_WHAT TO DO:_ Copy the listing from its first line up to and including the line with "y-tick-label: 500 [106,566,148,590]", replacing "Pressure (mb)" with "Pressure (hPa)" and leaving everything else unchanged.

_SUPPLIED MATERIAL:_
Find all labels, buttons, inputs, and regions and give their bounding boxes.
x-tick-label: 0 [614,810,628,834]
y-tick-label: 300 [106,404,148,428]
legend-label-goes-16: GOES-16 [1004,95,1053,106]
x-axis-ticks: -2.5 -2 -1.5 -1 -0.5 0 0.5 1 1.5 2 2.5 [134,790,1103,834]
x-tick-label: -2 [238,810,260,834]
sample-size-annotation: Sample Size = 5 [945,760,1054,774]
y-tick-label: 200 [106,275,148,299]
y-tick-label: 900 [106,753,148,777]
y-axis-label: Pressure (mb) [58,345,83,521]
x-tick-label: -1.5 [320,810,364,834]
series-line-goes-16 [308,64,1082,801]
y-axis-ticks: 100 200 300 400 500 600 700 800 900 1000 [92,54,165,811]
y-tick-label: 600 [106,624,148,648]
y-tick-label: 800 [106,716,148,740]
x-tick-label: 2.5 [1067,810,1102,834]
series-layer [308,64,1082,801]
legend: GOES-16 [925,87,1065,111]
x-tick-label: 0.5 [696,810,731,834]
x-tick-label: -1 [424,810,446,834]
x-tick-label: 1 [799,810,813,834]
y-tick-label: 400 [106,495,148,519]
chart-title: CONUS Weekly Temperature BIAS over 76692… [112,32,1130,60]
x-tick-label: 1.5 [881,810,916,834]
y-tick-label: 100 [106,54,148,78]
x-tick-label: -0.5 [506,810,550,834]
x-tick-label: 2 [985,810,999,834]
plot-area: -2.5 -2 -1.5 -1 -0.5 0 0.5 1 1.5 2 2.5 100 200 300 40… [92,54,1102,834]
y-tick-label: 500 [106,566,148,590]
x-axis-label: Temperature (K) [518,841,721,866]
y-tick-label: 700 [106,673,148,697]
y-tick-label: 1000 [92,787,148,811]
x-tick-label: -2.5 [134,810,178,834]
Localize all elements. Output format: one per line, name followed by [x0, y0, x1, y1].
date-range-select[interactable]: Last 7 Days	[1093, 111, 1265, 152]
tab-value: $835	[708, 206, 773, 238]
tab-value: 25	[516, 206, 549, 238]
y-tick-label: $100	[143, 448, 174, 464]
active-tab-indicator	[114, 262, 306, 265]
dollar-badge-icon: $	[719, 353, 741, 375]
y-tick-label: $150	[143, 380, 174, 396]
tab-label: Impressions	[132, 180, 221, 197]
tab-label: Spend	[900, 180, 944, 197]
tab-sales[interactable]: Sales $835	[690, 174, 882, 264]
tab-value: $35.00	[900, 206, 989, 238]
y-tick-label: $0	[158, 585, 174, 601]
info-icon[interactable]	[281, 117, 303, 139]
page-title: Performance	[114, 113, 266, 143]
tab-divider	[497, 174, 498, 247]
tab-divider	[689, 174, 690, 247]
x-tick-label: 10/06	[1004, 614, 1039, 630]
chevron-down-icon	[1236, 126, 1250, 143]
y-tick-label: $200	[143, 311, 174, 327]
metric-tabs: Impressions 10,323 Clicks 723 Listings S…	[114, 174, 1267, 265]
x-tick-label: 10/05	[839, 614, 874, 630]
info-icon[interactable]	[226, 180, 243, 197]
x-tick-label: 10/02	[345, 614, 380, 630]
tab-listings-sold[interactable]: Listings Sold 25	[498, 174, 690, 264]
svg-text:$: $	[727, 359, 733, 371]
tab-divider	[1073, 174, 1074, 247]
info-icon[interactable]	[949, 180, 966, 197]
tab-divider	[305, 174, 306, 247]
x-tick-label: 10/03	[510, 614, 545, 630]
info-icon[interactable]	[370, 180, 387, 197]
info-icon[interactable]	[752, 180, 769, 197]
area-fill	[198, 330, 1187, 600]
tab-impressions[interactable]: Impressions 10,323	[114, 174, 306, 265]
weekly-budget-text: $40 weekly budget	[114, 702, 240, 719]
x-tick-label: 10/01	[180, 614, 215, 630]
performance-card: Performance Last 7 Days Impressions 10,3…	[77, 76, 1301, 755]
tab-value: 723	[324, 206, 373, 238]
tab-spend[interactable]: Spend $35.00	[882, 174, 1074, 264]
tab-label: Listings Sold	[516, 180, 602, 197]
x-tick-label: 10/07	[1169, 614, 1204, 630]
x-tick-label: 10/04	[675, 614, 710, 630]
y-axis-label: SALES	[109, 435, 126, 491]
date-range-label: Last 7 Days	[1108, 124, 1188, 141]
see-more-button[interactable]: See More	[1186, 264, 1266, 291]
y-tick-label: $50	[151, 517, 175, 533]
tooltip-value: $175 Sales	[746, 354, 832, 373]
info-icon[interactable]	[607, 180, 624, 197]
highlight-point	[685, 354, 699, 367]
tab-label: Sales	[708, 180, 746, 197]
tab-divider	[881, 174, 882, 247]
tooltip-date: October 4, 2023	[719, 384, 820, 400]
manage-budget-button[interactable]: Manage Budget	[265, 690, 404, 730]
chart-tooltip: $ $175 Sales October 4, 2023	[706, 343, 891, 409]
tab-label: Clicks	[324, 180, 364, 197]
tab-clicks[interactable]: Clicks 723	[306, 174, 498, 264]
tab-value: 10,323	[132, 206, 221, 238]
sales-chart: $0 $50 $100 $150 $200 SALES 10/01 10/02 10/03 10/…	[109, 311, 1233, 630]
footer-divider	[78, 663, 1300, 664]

_RESPONSE:_
Find all labels, buttons, inputs, and regions and give their bounding boxes.
x-tick-label: 0 [614,810,628,834]
y-tick-label: 300 [106,404,148,428]
legend-label-goes-16: GOES-16 [1004,95,1053,106]
x-axis-ticks: -2.5 -2 -1.5 -1 -0.5 0 0.5 1 1.5 2 2.5 [134,790,1103,834]
x-tick-label: -2 [238,810,260,834]
sample-size-annotation: Sample Size = 5 [945,760,1054,774]
y-tick-label: 200 [106,275,148,299]
y-tick-label: 900 [106,753,148,777]
y-axis-label: Pressure (hPa) [58,345,83,521]
x-tick-label: -1.5 [320,810,364,834]
series-line-goes-16 [308,64,1082,801]
y-axis-ticks: 100 200 300 400 500 600 700 800 900 1000 [92,54,165,811]
y-tick-label: 600 [106,624,148,648]
y-tick-label: 800 [106,716,148,740]
x-tick-label: 2.5 [1067,810,1102,834]
series-layer [308,64,1082,801]
legend: GOES-16 [925,87,1065,111]
x-tick-label: 0.5 [696,810,731,834]
x-tick-label: -1 [424,810,446,834]
x-tick-label: 1 [799,810,813,834]
y-tick-label: 400 [106,495,148,519]
chart-title: CONUS Weekly Temperature BIAS over 76692… [112,32,1130,60]
x-tick-label: 1.5 [881,810,916,834]
y-tick-label: 100 [106,54,148,78]
x-tick-label: -0.5 [506,810,550,834]
x-tick-label: 2 [985,810,999,834]
plot-area: -2.5 -2 -1.5 -1 -0.5 0 0.5 1 1.5 2 2.5 100 200 300 40… [92,54,1102,834]
y-tick-label: 500 [106,566,148,590]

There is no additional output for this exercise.